TASK PROMPT => Take the data below and repeat it exactly.

INFORMATION SHOWN =>
□ □ □ □ □ □ □

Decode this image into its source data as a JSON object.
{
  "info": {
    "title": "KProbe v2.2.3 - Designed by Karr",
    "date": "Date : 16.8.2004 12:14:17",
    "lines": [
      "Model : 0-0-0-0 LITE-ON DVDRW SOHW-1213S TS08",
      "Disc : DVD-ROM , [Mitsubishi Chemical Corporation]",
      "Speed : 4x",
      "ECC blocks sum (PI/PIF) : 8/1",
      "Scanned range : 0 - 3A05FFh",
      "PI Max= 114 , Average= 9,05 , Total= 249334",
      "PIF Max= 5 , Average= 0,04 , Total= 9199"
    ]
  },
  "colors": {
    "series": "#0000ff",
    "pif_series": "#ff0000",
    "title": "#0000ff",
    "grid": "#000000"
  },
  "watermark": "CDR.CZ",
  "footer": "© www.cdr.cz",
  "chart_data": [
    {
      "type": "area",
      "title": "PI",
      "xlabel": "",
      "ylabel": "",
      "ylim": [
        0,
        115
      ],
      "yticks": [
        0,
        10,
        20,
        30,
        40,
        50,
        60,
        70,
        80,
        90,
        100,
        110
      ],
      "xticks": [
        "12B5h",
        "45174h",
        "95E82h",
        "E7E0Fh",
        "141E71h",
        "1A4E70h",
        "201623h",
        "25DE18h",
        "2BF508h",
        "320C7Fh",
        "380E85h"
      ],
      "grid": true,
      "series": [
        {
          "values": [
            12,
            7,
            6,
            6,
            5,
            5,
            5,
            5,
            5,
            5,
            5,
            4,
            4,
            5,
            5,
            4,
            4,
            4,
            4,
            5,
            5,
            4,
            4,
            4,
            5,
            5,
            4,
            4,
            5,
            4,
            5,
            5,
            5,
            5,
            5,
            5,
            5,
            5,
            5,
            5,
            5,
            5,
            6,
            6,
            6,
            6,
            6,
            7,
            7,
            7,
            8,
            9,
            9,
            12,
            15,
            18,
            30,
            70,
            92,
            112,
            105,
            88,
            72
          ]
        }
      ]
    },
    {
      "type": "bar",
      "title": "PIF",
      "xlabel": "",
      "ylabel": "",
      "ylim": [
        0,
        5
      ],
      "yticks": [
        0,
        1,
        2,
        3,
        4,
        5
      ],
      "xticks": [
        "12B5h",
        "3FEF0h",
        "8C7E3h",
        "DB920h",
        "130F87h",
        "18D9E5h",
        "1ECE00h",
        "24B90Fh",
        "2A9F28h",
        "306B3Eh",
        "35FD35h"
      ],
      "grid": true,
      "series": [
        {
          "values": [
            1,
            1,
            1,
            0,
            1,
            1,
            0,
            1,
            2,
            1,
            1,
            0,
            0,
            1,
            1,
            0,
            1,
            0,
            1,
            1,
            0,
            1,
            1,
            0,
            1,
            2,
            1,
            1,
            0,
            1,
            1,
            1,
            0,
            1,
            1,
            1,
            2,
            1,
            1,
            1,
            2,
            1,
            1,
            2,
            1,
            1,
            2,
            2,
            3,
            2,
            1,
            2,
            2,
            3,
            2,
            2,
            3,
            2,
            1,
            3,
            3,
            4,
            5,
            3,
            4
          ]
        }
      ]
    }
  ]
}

□ □ □ □ □ □ □

RESULT OF THIS EXERCISE =>
Decode this image into its source data as a JSON object.
{
  "info": {
    "title": "KProbe v2.2.3 - Designed by Karr",
    "date": "Date : 16.8.2004 12:14:17",
    "lines": [
      "Model : 0-0-0-0 LITE-ON DVDRW SOHW-1213S TS08",
      "Disc : DVD-ROM , [Mitsubishi Chemical Corporation]",
      "Speed : 4x",
      "ECC blocks sum (PI/PIF) : 8/1",
      "Scanned range : 0 - 3A05FFh",
      "PI Max= 114 , Average= 9,05 , Total= 249334",
      "PIF Max= 5 , Average= 0,04 , Total= 9199"
    ]
  },
  "colors": {
    "series": "#0000ff",
    "pif_series": "#ff0000",
    "title": "#0000ff",
    "grid": "#000000"
  },
  "watermark": "CDR.CZ",
  "footer": "© www.cdr.cz",
  "chart_data": [
    {
      "type": "area",
      "title": "PI",
      "xlabel": "",
      "ylabel": "",
      "ylim": [
        0,
        115
      ],
      "yticks": [
        0,
        10,
        20,
        30,
        40,
        50,
        60,
        70,
        80,
        90,
        100,
        110
      ],
      "xticks": [
        "12B5h",
        "45174h",
        "95E82h",
        "E7E0Fh",
        "141E71h",
        "1A4E70h",
        "201623h",
        "25DE18h",
        "2BF508h",
        "320C7Fh",
        "380E85h"
      ],
      "grid": true,
      "series": [
        {
          "values": [
            12,
            7,
            6,
            6,
            5,
            5,
            5,
            5,
            5,
            5,
            5,
            4,
            4,
            5,
            5,
            4,
            4,
            4,
            4,
            5,
            5,
            4,
            4,
            4,
            5,
            5,
            4,
            4,
            5,
            4,
            5,
            5,
            5,
            5,
            5,
            5,
            5,
            5,
            5,
            5,
            5,
            5,
            6,
            6,
            6,
            6,
            6,
            7,
            7,
            7,
            8,
            9,
            9,
            12,
            15,
            18,
            30,
            70,
            92,
            112,
            105,
            88,
            72
          ]
        }
      ]
    },
    {
      "type": "bar",
      "title": "PIF",
      "xlabel": "",
      "ylabel": "",
      "ylim": [
        0,
        5
      ],
      "yticks": [
        0,
        1,
        2,
        3,
        4,
        5
      ],
      "xticks": [
        "12B5h",
        "3FEF0h",
        "8C7E3h",
        "DB920h",
        "130F87h",
        "18D9E5h",
        "1ECE00h",
        "24B90Fh",
        "2A9F28h",
        "306B3Eh",
        "35FD35h"
      ],
      "grid": true,
      "series": [
        {
          "values": [
            1,
            1,
            1,
            0,
            1,
            1,
            0,
            1,
            2,
            1,
            1,
            0,
            0,
            1,
            1,
            0,
            1,
            0,
            1,
            1,
            0,
            1,
            1,
            0,
            1,
            2,
            1,
            1,
            0,
            1,
            1,
            1,
            0,
            1,
            1,
            1,
            2,
            1,
            1,
            1,
            2,
            1,
            1,
            2,
            1,
            1,
            2,
            2,
            3,
            2,
            1,
            2,
            2,
            3,
            2,
            2,
            3,
            2,
            1,
            3,
            3,
            4,
            5,
            3,
            4
          ]
        }
      ]
    }
  ]
}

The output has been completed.